Goal of the exercise:
Leave out the pictures and repeat the data exactly.

Data for the task:
·····

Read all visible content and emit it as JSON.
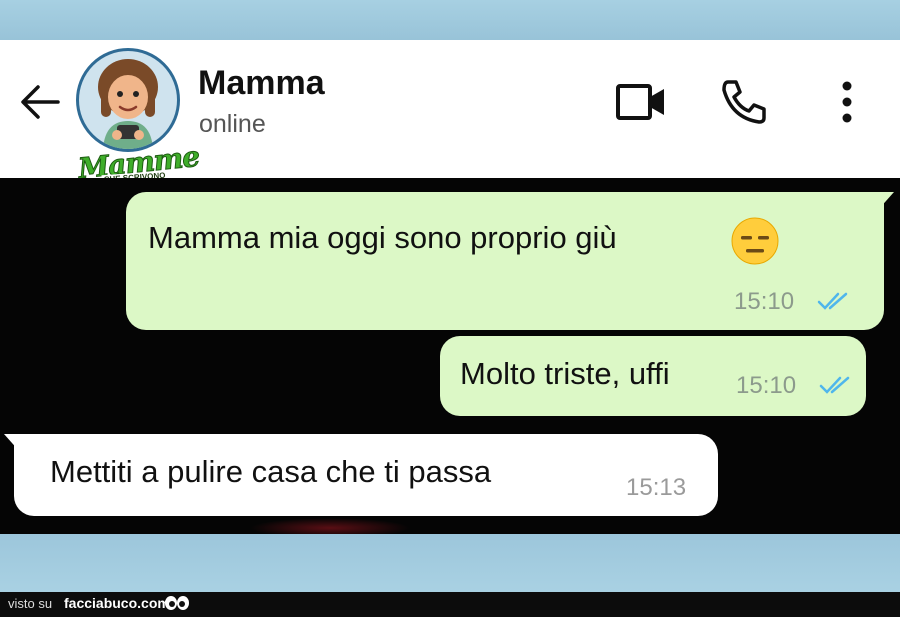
{
  "header": {
    "contact_name": "Mamma",
    "status": "online",
    "brand_word": "Mamme",
    "brand_subtitle": "CHE SCRIVONO MESSAGGI"
  },
  "icons": {
    "back": "arrow-left-icon",
    "video": "video-call-icon",
    "phone": "phone-call-icon",
    "menu": "more-vertical-icon",
    "emoji": "expressionless-face-emoji",
    "read": "double-check-icon"
  },
  "messages": [
    {
      "direction": "outgoing",
      "text": "Mamma mia oggi sono proprio giù",
      "emoji": "😑",
      "time": "15:10",
      "status": "read"
    },
    {
      "direction": "outgoing",
      "text": "Molto triste, uffi",
      "time": "15:10",
      "status": "read"
    },
    {
      "direction": "incoming",
      "text": "Mettiti a pulire casa che ti passa",
      "time": "15:13"
    }
  ],
  "footer": {
    "prefix": "visto su",
    "site": "facciabuco.com"
  },
  "colors": {
    "outgoing_bubble": "#dcf8c6",
    "incoming_bubble": "#ffffff",
    "chat_background": "#050505",
    "read_ticks": "#4fb6ec",
    "frame": "#9fc8dd"
  }
}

·····

Exercise solution:
Read all visible content and emit it as JSON.
{
  "header": {
    "contact_name": "Mamma",
    "status": "online",
    "brand_word": "Mamme",
    "brand_subtitle": "CHE SCRIVONO MESSAGGI"
  },
  "icons": {
    "back": "arrow-left-icon",
    "video": "video-call-icon",
    "phone": "phone-call-icon",
    "menu": "more-vertical-icon",
    "emoji": "expressionless-face-emoji",
    "read": "double-check-icon"
  },
  "messages": [
    {
      "direction": "outgoing",
      "text": "Mamma mia oggi sono proprio giù",
      "emoji": "😑",
      "time": "15:10",
      "status": "read"
    },
    {
      "direction": "outgoing",
      "text": "Molto triste, uffi",
      "time": "15:10",
      "status": "read"
    },
    {
      "direction": "incoming",
      "text": "Mettiti a pulire casa che ti passa",
      "time": "15:13"
    }
  ],
  "footer": {
    "prefix": "visto su",
    "site": "facciabuco.com"
  },
  "colors": {
    "outgoing_bubble": "#dcf8c6",
    "incoming_bubble": "#ffffff",
    "chat_background": "#050505",
    "read_ticks": "#4fb6ec",
    "frame": "#9fc8dd"
  }
}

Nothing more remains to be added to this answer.